[start]
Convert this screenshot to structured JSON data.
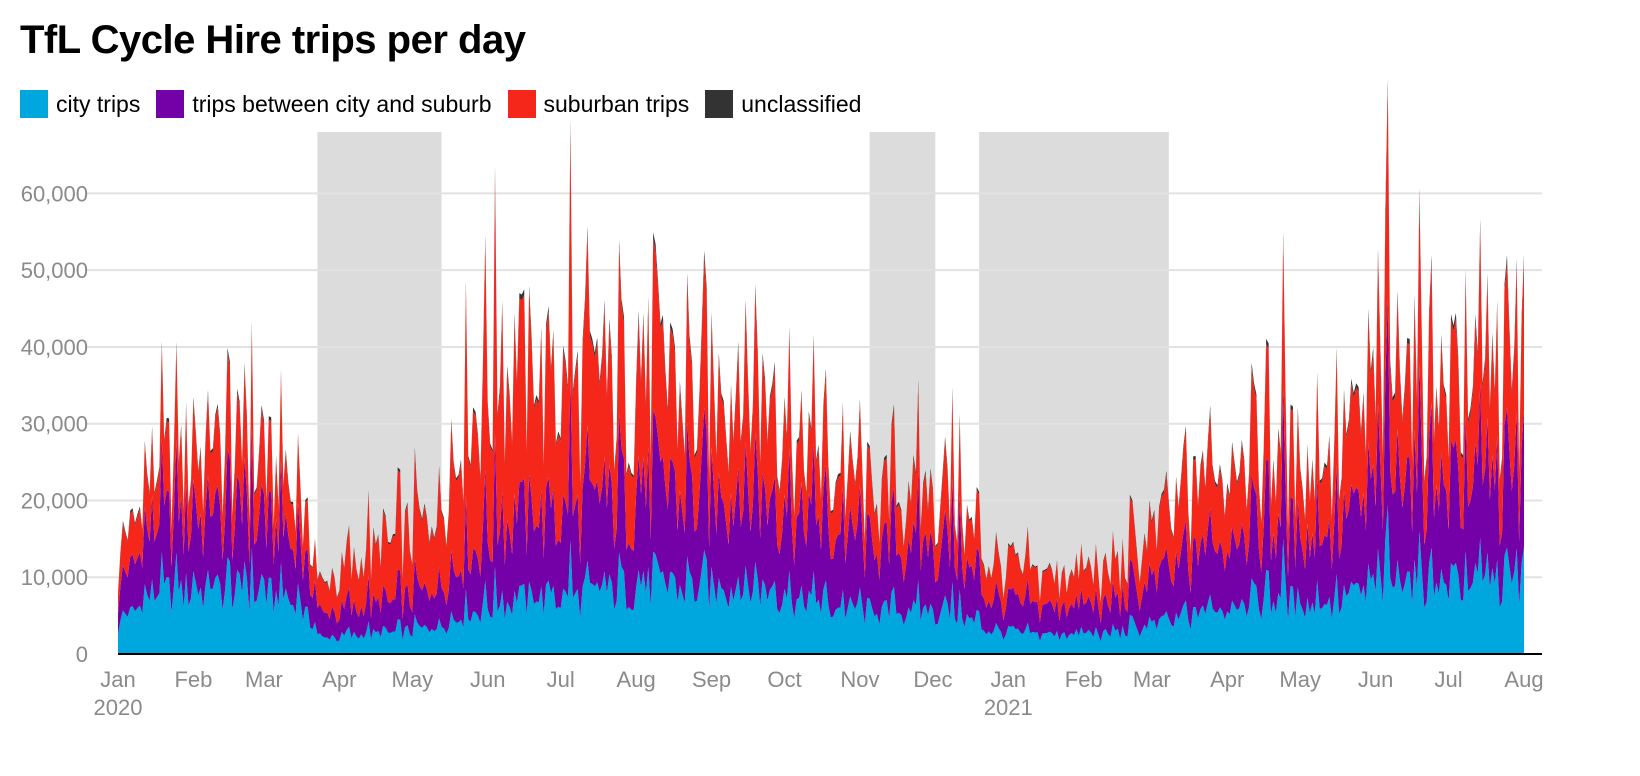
{
  "chart_data": {
    "type": "area",
    "stacked": true,
    "title": "TfL Cycle Hire trips per day",
    "ylim": [
      0,
      68000
    ],
    "yticks": [
      0,
      10000,
      20000,
      30000,
      40000,
      50000,
      60000
    ],
    "ytick_labels": [
      "0",
      "10,000",
      "20,000",
      "30,000",
      "40,000",
      "50,000",
      "60,000"
    ],
    "x_range": [
      "2020-01-01",
      "2021-08-01"
    ],
    "xticks": [
      {
        "date": "2020-01-01",
        "label": "Jan",
        "year": "2020"
      },
      {
        "date": "2020-02-01",
        "label": "Feb"
      },
      {
        "date": "2020-03-01",
        "label": "Mar"
      },
      {
        "date": "2020-04-01",
        "label": "Apr"
      },
      {
        "date": "2020-05-01",
        "label": "May"
      },
      {
        "date": "2020-06-01",
        "label": "Jun"
      },
      {
        "date": "2020-07-01",
        "label": "Jul"
      },
      {
        "date": "2020-08-01",
        "label": "Aug"
      },
      {
        "date": "2020-09-01",
        "label": "Sep"
      },
      {
        "date": "2020-10-01",
        "label": "Oct"
      },
      {
        "date": "2020-11-01",
        "label": "Nov"
      },
      {
        "date": "2020-12-01",
        "label": "Dec"
      },
      {
        "date": "2021-01-01",
        "label": "Jan",
        "year": "2021"
      },
      {
        "date": "2021-02-01",
        "label": "Feb"
      },
      {
        "date": "2021-03-01",
        "label": "Mar"
      },
      {
        "date": "2021-04-01",
        "label": "Apr"
      },
      {
        "date": "2021-05-01",
        "label": "May"
      },
      {
        "date": "2021-06-01",
        "label": "Jun"
      },
      {
        "date": "2021-07-01",
        "label": "Jul"
      },
      {
        "date": "2021-08-01",
        "label": "Aug"
      }
    ],
    "shaded_periods": [
      {
        "start": "2020-03-23",
        "end": "2020-05-13"
      },
      {
        "start": "2020-11-05",
        "end": "2020-12-02"
      },
      {
        "start": "2020-12-20",
        "end": "2021-03-08"
      }
    ],
    "grid": true,
    "legend_position": "top-left",
    "series": [
      {
        "name": "city trips",
        "color": "#00a6de",
        "points": [
          [
            "2020-01-01",
            3500
          ],
          [
            "2020-01-15",
            8000
          ],
          [
            "2020-02-01",
            8500
          ],
          [
            "2020-02-15",
            8500
          ],
          [
            "2020-03-01",
            8000
          ],
          [
            "2020-03-15",
            6500
          ],
          [
            "2020-03-25",
            2000
          ],
          [
            "2020-04-10",
            2500
          ],
          [
            "2020-04-25",
            2800
          ],
          [
            "2020-05-10",
            3500
          ],
          [
            "2020-05-25",
            5500
          ],
          [
            "2020-06-10",
            7000
          ],
          [
            "2020-06-25",
            7500
          ],
          [
            "2020-07-10",
            7500
          ],
          [
            "2020-07-25",
            8500
          ],
          [
            "2020-08-10",
            9000
          ],
          [
            "2020-08-25",
            8500
          ],
          [
            "2020-09-10",
            9000
          ],
          [
            "2020-09-25",
            8500
          ],
          [
            "2020-10-10",
            6500
          ],
          [
            "2020-10-25",
            6000
          ],
          [
            "2020-11-10",
            5500
          ],
          [
            "2020-11-25",
            5500
          ],
          [
            "2020-12-10",
            5500
          ],
          [
            "2020-12-25",
            3000
          ],
          [
            "2021-01-10",
            2500
          ],
          [
            "2021-01-25",
            2500
          ],
          [
            "2021-02-10",
            2500
          ],
          [
            "2021-02-25",
            3500
          ],
          [
            "2021-03-10",
            4000
          ],
          [
            "2021-03-25",
            5500
          ],
          [
            "2021-04-10",
            7000
          ],
          [
            "2021-04-25",
            7000
          ],
          [
            "2021-05-10",
            6500
          ],
          [
            "2021-05-25",
            7500
          ],
          [
            "2021-06-10",
            10000
          ],
          [
            "2021-06-25",
            9500
          ],
          [
            "2021-07-10",
            9000
          ],
          [
            "2021-07-25",
            9500
          ],
          [
            "2021-08-01",
            9000
          ]
        ]
      },
      {
        "name": "trips between city and suburb",
        "color": "#7400a8",
        "points": [
          [
            "2020-01-01",
            3500
          ],
          [
            "2020-01-15",
            9000
          ],
          [
            "2020-02-01",
            9500
          ],
          [
            "2020-02-15",
            9500
          ],
          [
            "2020-03-01",
            9000
          ],
          [
            "2020-03-15",
            7500
          ],
          [
            "2020-03-25",
            3000
          ],
          [
            "2020-04-10",
            3500
          ],
          [
            "2020-04-25",
            4000
          ],
          [
            "2020-05-10",
            5000
          ],
          [
            "2020-05-25",
            8000
          ],
          [
            "2020-06-10",
            11000
          ],
          [
            "2020-06-25",
            10500
          ],
          [
            "2020-07-10",
            11000
          ],
          [
            "2020-07-25",
            11500
          ],
          [
            "2020-08-10",
            12500
          ],
          [
            "2020-08-25",
            11500
          ],
          [
            "2020-09-10",
            12500
          ],
          [
            "2020-09-25",
            12000
          ],
          [
            "2020-10-10",
            10000
          ],
          [
            "2020-10-25",
            9500
          ],
          [
            "2020-11-10",
            8000
          ],
          [
            "2020-11-25",
            8000
          ],
          [
            "2020-12-10",
            8000
          ],
          [
            "2020-12-25",
            4000
          ],
          [
            "2021-01-10",
            3500
          ],
          [
            "2021-01-25",
            3500
          ],
          [
            "2021-02-10",
            3500
          ],
          [
            "2021-02-25",
            5000
          ],
          [
            "2021-03-10",
            6000
          ],
          [
            "2021-03-25",
            8000
          ],
          [
            "2021-04-10",
            9500
          ],
          [
            "2021-04-25",
            9000
          ],
          [
            "2021-05-10",
            9000
          ],
          [
            "2021-05-25",
            10000
          ],
          [
            "2021-06-10",
            14000
          ],
          [
            "2021-06-25",
            13000
          ],
          [
            "2021-07-10",
            12000
          ],
          [
            "2021-07-25",
            12500
          ],
          [
            "2021-08-01",
            11500
          ]
        ]
      },
      {
        "name": "suburban trips",
        "color": "#f5271b",
        "points": [
          [
            "2020-01-01",
            3500
          ],
          [
            "2020-01-15",
            7000
          ],
          [
            "2020-02-01",
            8000
          ],
          [
            "2020-02-15",
            8500
          ],
          [
            "2020-03-01",
            7500
          ],
          [
            "2020-03-15",
            6000
          ],
          [
            "2020-03-25",
            3500
          ],
          [
            "2020-04-10",
            6000
          ],
          [
            "2020-04-25",
            8000
          ],
          [
            "2020-05-10",
            9000
          ],
          [
            "2020-05-25",
            18000
          ],
          [
            "2020-06-10",
            20000
          ],
          [
            "2020-06-25",
            17000
          ],
          [
            "2020-07-10",
            16000
          ],
          [
            "2020-07-25",
            14000
          ],
          [
            "2020-08-10",
            15000
          ],
          [
            "2020-08-25",
            12000
          ],
          [
            "2020-09-10",
            14000
          ],
          [
            "2020-09-25",
            13000
          ],
          [
            "2020-10-10",
            8000
          ],
          [
            "2020-10-25",
            7500
          ],
          [
            "2020-11-10",
            6500
          ],
          [
            "2020-11-25",
            6500
          ],
          [
            "2020-12-10",
            6500
          ],
          [
            "2020-12-25",
            4500
          ],
          [
            "2021-01-10",
            4000
          ],
          [
            "2021-01-25",
            4000
          ],
          [
            "2021-02-10",
            4000
          ],
          [
            "2021-02-25",
            5500
          ],
          [
            "2021-03-10",
            7000
          ],
          [
            "2021-03-25",
            9000
          ],
          [
            "2021-04-10",
            10000
          ],
          [
            "2021-04-25",
            9000
          ],
          [
            "2021-05-10",
            9000
          ],
          [
            "2021-05-25",
            10500
          ],
          [
            "2021-06-10",
            14000
          ],
          [
            "2021-06-25",
            12500
          ],
          [
            "2021-07-10",
            12000
          ],
          [
            "2021-07-25",
            13000
          ],
          [
            "2021-08-01",
            12500
          ]
        ]
      },
      {
        "name": "unclassified",
        "color": "#333333",
        "points": [
          [
            "2020-01-01",
            200
          ],
          [
            "2020-01-15",
            400
          ],
          [
            "2020-02-01",
            400
          ],
          [
            "2020-02-15",
            400
          ],
          [
            "2020-03-01",
            400
          ],
          [
            "2020-03-15",
            300
          ],
          [
            "2020-03-25",
            150
          ],
          [
            "2020-04-10",
            200
          ],
          [
            "2020-04-25",
            250
          ],
          [
            "2020-05-10",
            300
          ],
          [
            "2020-05-25",
            500
          ],
          [
            "2020-06-10",
            600
          ],
          [
            "2020-06-25",
            550
          ],
          [
            "2020-07-10",
            550
          ],
          [
            "2020-07-25",
            550
          ],
          [
            "2020-08-10",
            600
          ],
          [
            "2020-08-25",
            550
          ],
          [
            "2020-09-10",
            600
          ],
          [
            "2020-09-25",
            550
          ],
          [
            "2020-10-10",
            400
          ],
          [
            "2020-10-25",
            400
          ],
          [
            "2020-11-10",
            350
          ],
          [
            "2020-11-25",
            350
          ],
          [
            "2020-12-10",
            350
          ],
          [
            "2020-12-25",
            200
          ],
          [
            "2021-01-10",
            150
          ],
          [
            "2021-01-25",
            150
          ],
          [
            "2021-02-10",
            150
          ],
          [
            "2021-02-25",
            250
          ],
          [
            "2021-03-10",
            300
          ],
          [
            "2021-03-25",
            400
          ],
          [
            "2021-04-10",
            450
          ],
          [
            "2021-04-25",
            450
          ],
          [
            "2021-05-10",
            450
          ],
          [
            "2021-05-25",
            500
          ],
          [
            "2021-06-10",
            650
          ],
          [
            "2021-06-25",
            600
          ],
          [
            "2021-07-10",
            600
          ],
          [
            "2021-07-25",
            600
          ],
          [
            "2021-08-01",
            550
          ]
        ]
      }
    ]
  }
}
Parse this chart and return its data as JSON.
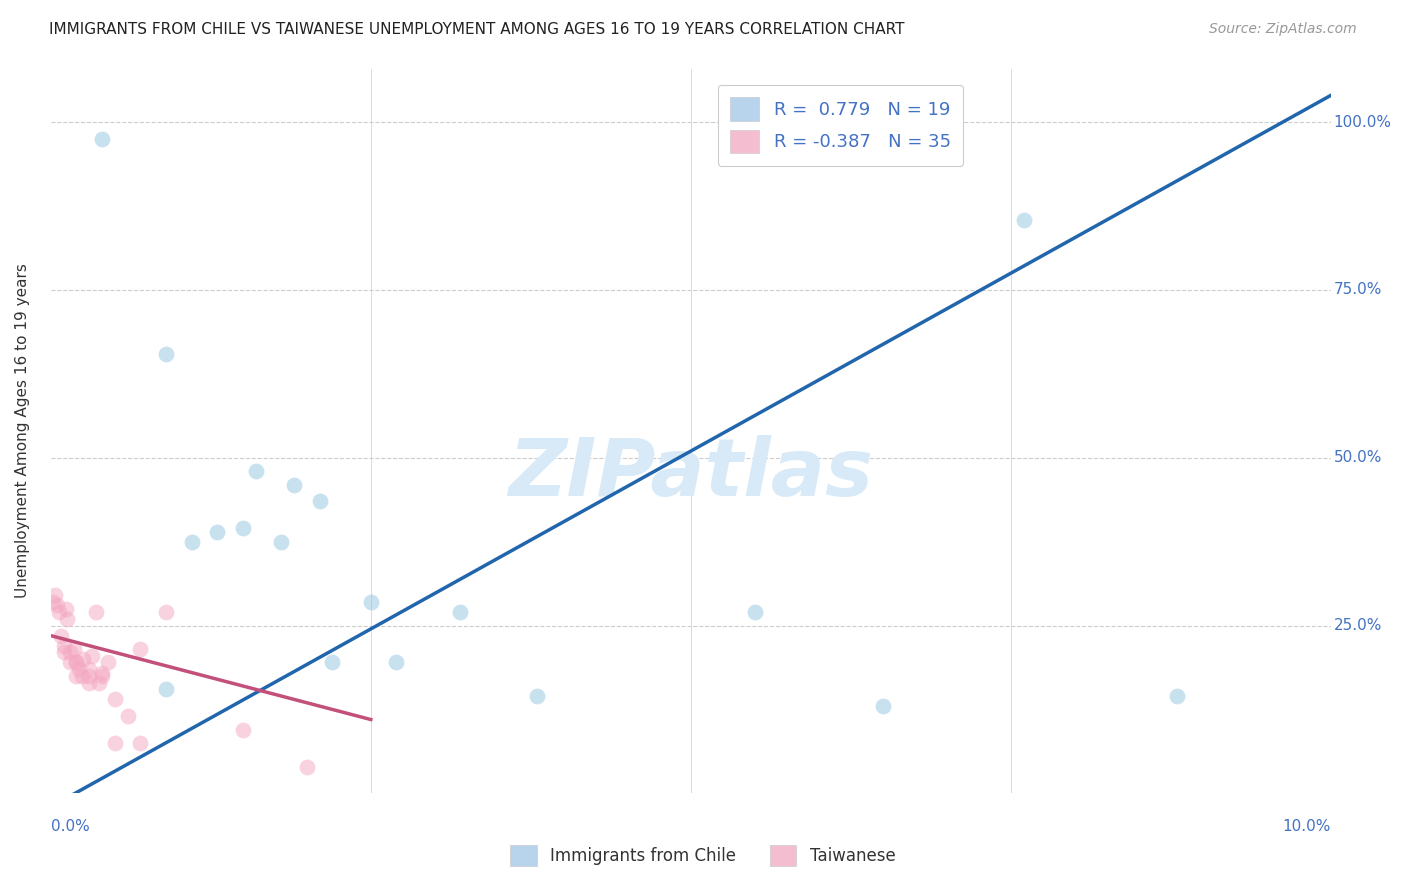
[end]
Which lines contain "name"? Show each of them.

_RESULT_
        "name": "city trips",
        "name": "trips between city and suburb",
        "name": "suburban trips",
        "name": "unclassified",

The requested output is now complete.